Set exercise
Find each line with the word "offset" and state how many there are, nothing more.

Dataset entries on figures

━━━━━━━━━━━━━━━━━━━━━━━━━━━━━━

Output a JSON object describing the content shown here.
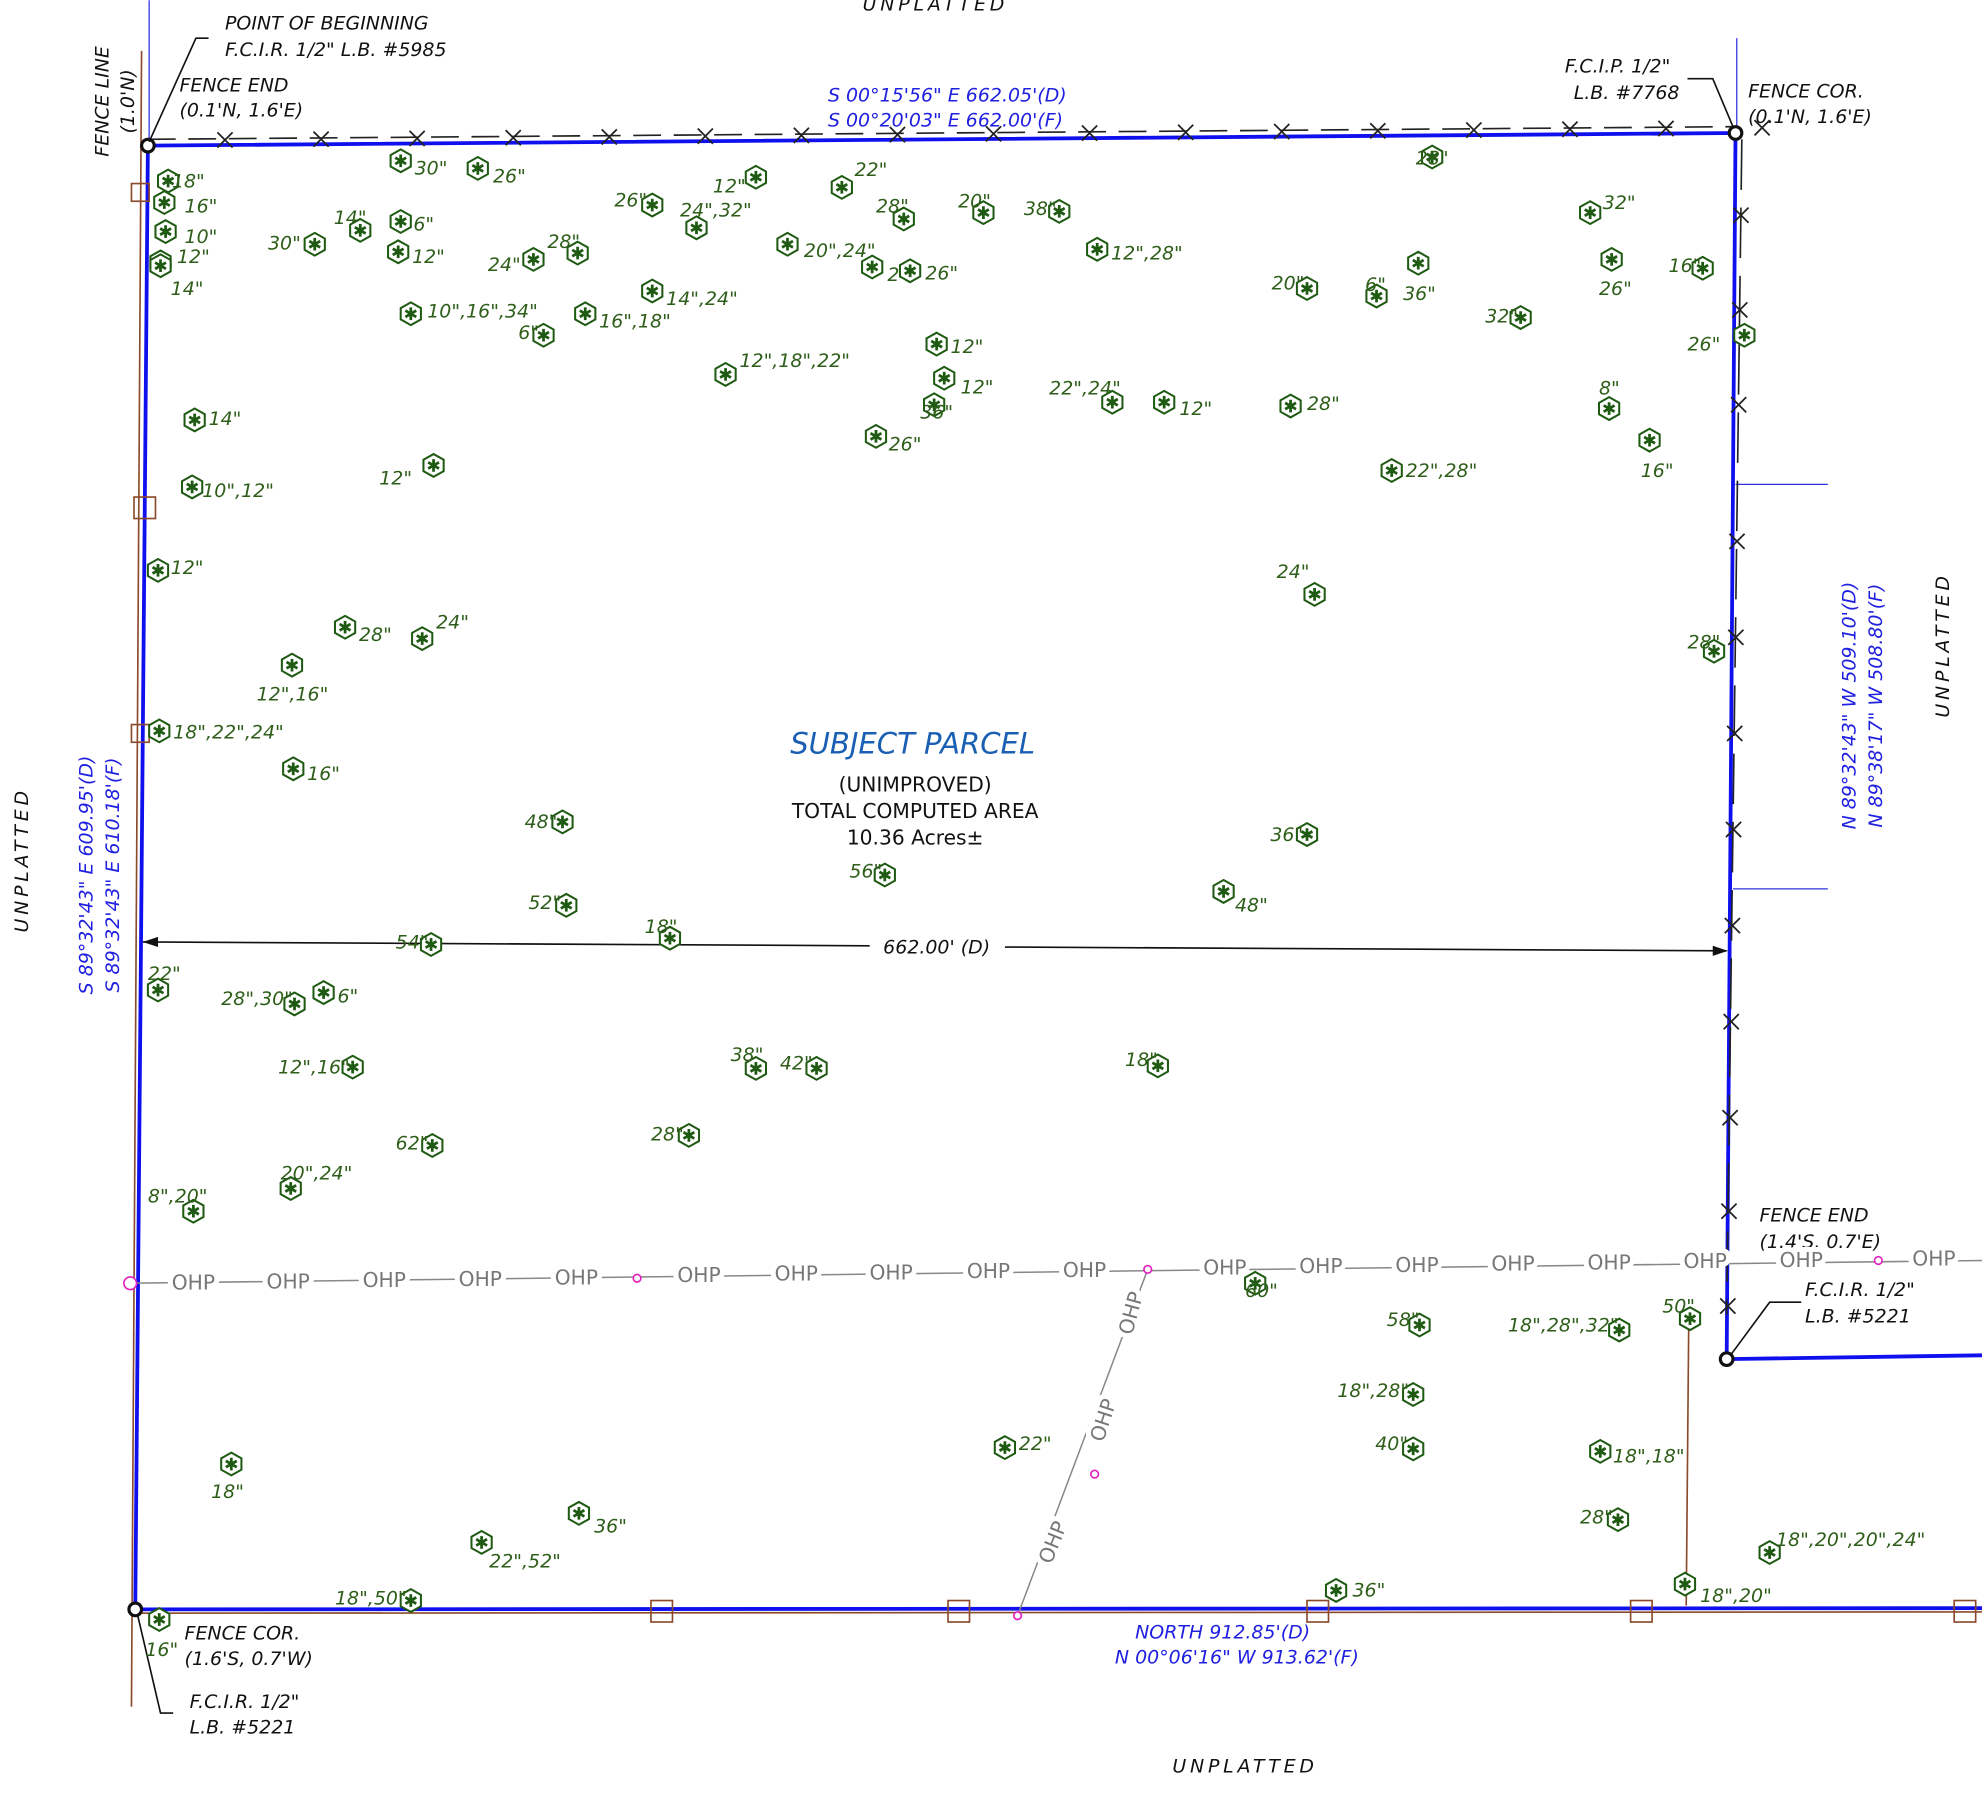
{
  "unplatted": [
    "UNPLATTED",
    "UNPLATTED",
    "UNPLATTED",
    "UNPLATTED"
  ],
  "point_of_beginning": {
    "title": "POINT OF BEGINNING",
    "monument": "F.C.I.R. 1/2\" L.B. #5985"
  },
  "fence_line": {
    "title": "FENCE LINE",
    "offset": "(1.0'N)"
  },
  "fence_end_nw": {
    "title": "FENCE END",
    "offset": "(0.1'N, 1.6'E)"
  },
  "north_bearing": {
    "deed": "S 00°15'56\" E  662.05'(D)",
    "field": "S 00°20'03\" E  662.00'(F)"
  },
  "ne_monument": {
    "title": "F.C.I.P. 1/2\"",
    "lb": "L.B. #7768"
  },
  "fence_cor_ne": {
    "title": "FENCE COR.",
    "offset": "(0.1'N, 1.6'E)"
  },
  "east_bearing": {
    "deed": "N 89°32'43\" W  509.10'(D)",
    "field": "N 89°38'17\" W  508.80'(F)"
  },
  "west_bearing": {
    "deed": "S 89°32'43\" E  609.95'(D)",
    "field": "S 89°32'43\" E  610.18'(F)"
  },
  "parcel": {
    "title": "SUBJECT PARCEL",
    "status": "(UNIMPROVED)",
    "area_label": "TOTAL COMPUTED AREA",
    "area": "10.36 Acres±"
  },
  "width_dimension": "662.00' (D)",
  "fence_end_se": {
    "title": "FENCE END",
    "offset": "(1.4'S, 0.7'E)"
  },
  "se_monument": {
    "title": "F.C.I.R. 1/2\"",
    "lb": "L.B. #5221"
  },
  "fence_cor_sw": {
    "title": "FENCE COR.",
    "offset": "(1.6'S, 0.7'W)"
  },
  "sw_monument": {
    "title": "F.C.I.R. 1/2\"",
    "lb": "L.B. #5221"
  },
  "south_bearing": {
    "deed": "NORTH  912.85'(D)",
    "field": "N 00°06'16\" W  913.62'(F)"
  },
  "ohp_labels": [
    "OHP",
    "OHP",
    "OHP",
    "OHP",
    "OHP",
    "OHP",
    "OHP",
    "OHP",
    "OHP",
    "OHP",
    "OHP",
    "OHP",
    "OHP",
    "OHP",
    "OHP",
    "OHP",
    "OHP",
    "OHP",
    "OHP",
    "OHP",
    "OHP"
  ],
  "tree_labels": [
    "30\"",
    "26\"",
    "18\"",
    "16\"",
    "10\"",
    "12\"",
    "14\"",
    "30\"",
    "14\"",
    "6\"",
    "12\"",
    "24\"",
    "28\"",
    "26\"",
    "24\",32\"",
    "14\",24\"",
    "16\",18\"",
    "6\"",
    "10\",16\",34\"",
    "12\"",
    "22\"",
    "28\"",
    "20\"",
    "38\"",
    "12\",28\"",
    "20\",24\"",
    "24\"",
    "26\"",
    "12\",18\",22\"",
    "12\"",
    "12\"",
    "36\"",
    "26\"",
    "22\",24\"",
    "12\"",
    "28\"",
    "22\",28\"",
    "20\"",
    "6\"",
    "36\"",
    "28\"",
    "32\"",
    "26\"",
    "16\"",
    "32\"",
    "26\"",
    "8\"",
    "16\"",
    "14\"",
    "12\"",
    "10\",12\"",
    "12\"",
    "28\"",
    "12\",16\"",
    "24\"",
    "18\",22\",24\"",
    "16\"",
    "48\"",
    "56\"",
    "52\"",
    "48\"",
    "18\"",
    "54\"",
    "22\"",
    "6\"",
    "28\",30\"",
    "12\",16\"",
    "38\"",
    "42\"",
    "18\"",
    "28\"",
    "62\"",
    "20\",24\"",
    "8\",20\"",
    "36\"",
    "24\"",
    "28\"",
    "58\"",
    "40\"",
    "18\",28\"",
    "28\"",
    "36\"",
    "18\",20\"",
    "18\",20\",20\",24\"",
    "22\"",
    "18\",50\"",
    "60\"",
    "50\"",
    "18\",28\",32\"",
    "18\",18\"",
    "36\"",
    "22\",52\"",
    "18\"",
    "16\""
  ]
}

━━━━━━━━━━━━━━━━━━━━━━━━━━━━━━

Exercise answer
5